→ Document section:
..........

Big economic hit from quake unlikely

INDONESIA'S RECOVERY The central bank said it would relax its credit requirements for quake survivors, while some small businesses may have their loans written off


Indonesia's economy is unlikely to be seriously affected by a powerful earthquake that killed more than 5,100 people and flattened tens of thousands of houses, the central bank said yesterday.

"Such an earthquake will of course disturb our [economic] growth assumptions going ahead, but I don't think the impact will be so huge," Bank Indonesia Governor Burhanuddin Abdullah said.

"We believe many things can be done to catch up [on lost economic growth] in the second half" of the year, he told reporters.


Abdullah said Bank Indonesia would relax its credit requirements to ease the burden on quake survivors unable to pay back their debts by allowing commercial banks to carry the non-performing loans over in the short-term.

Some small- and medium-sized businesses receiving credit from the central bank would also have their debts written off, he said.

The central bank implemented a similar measure for victims of the 2004 tsunami in Aceh and the 2002 bombings on Bali.

..........

→ Supplied data:
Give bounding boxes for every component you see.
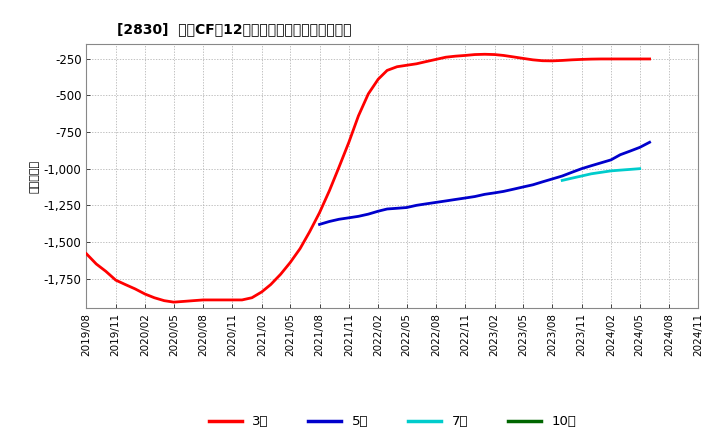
Y-axis label: （百万円）: （百万円） [30, 159, 40, 193]
Text: [2830]  投資CFの12か月移動合計の平均値の推移: [2830] 投資CFの12か月移動合計の平均値の推移 [117, 22, 351, 36]
Legend: 3年, 5年, 7年, 10年: 3年, 5年, 7年, 10年 [204, 410, 581, 433]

..........

→ Set tasks:
a) Edit the news report on the quake's economic impact: reproduce it from "INDONESIA'S RECOVERY The" up to and including "bank said yesterday.", changing "central bank" to "monetary authority".
b) Carry on the news report about Indonesia's quake and its economic effects from the point where it stops.

→ Expected responses:
a)
INDONESIA'S RECOVERY The monetary authority said it would relax its credit requirements for quake survivors, while some small businesses may have their loans written off


Indonesia's economy is unlikely to be seriously affected by a powerful earthquake that killed more than 5,100 people and flattened tens of thousands of houses, the monetary authority said yesterday.

b)
The magnitude-6.3 quake destroyed at least 21,000 buildings, according to the Red Cross. It was centered south of Yogyakarta, a tourist destination and the location of two large UNESCO World Heritage sites, the Buddhist temple complex of Borobodur and the Hindu temples of Prambanan. Tourist arrivals are expected to fall in the near term but then rebound.

Yogyakarta contributes 1.3 percent of Indonesia's total annual GDP, and estimated reconstruction costs of US$100 million are unlikely to strain the national budget, analysts said.


On Sunday, Vice President Yusuf Kalla declared a three-month emergency period in the quake zone and allocated 75 billion rupiah (US$8 million) for emergency relief.

He said a total of 1 trillion rupiah had been earmarked for reconstruction and rehabilitation efforts, with the assumption that 35,000 houses or buildings were damaged in the earthquake.

Indonesia's government has forecast 6.2 percent economic growth this year, up from 5.6 percent growth last year.

However, the government has hinted that actual growth may only reach 5.9 percent because of a slowdown in consumption due to high interest rates.

Meanwhile, the Jakarta Composite Index climbed 14.47, or 1.1 percent, to 1337.62 at 2:31pm local time, set for its highest close since May 19. About five stocks rose for every two that fell.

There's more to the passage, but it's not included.